## GIVEN EXERCISE
Where a line of the material contains the string "lugar", copy that line.

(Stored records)
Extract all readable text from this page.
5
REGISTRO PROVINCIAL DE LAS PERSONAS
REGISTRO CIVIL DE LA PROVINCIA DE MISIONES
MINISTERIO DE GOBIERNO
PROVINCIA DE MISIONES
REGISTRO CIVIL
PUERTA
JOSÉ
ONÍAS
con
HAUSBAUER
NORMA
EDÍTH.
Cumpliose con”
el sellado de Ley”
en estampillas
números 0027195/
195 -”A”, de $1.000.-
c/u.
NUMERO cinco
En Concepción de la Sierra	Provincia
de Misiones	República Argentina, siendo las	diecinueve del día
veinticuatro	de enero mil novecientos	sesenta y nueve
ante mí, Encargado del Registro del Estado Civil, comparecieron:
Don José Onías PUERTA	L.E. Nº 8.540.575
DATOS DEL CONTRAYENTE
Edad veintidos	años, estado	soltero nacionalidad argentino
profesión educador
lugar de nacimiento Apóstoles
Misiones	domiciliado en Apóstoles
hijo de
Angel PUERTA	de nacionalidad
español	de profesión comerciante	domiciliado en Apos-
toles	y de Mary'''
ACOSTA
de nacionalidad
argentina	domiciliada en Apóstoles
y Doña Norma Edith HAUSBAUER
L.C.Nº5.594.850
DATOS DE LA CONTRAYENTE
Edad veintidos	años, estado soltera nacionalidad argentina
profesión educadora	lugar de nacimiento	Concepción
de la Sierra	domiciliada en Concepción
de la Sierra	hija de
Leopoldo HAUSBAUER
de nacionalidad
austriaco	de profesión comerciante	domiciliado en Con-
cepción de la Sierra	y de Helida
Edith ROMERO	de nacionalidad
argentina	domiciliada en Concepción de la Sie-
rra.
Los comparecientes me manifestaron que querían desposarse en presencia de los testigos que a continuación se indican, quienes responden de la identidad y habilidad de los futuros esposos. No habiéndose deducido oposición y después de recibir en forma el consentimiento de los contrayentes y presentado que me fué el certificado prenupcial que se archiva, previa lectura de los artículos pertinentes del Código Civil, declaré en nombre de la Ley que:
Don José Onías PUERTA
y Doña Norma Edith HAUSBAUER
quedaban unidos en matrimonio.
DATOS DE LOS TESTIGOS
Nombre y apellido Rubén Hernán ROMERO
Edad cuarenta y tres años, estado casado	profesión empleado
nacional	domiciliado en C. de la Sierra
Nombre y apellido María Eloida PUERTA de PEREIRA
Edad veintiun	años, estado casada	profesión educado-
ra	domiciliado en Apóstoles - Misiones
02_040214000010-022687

## FULL OUTPUT
lugar de nacimiento Apóstoles
profesión educadora	lugar de nacimiento	Concepción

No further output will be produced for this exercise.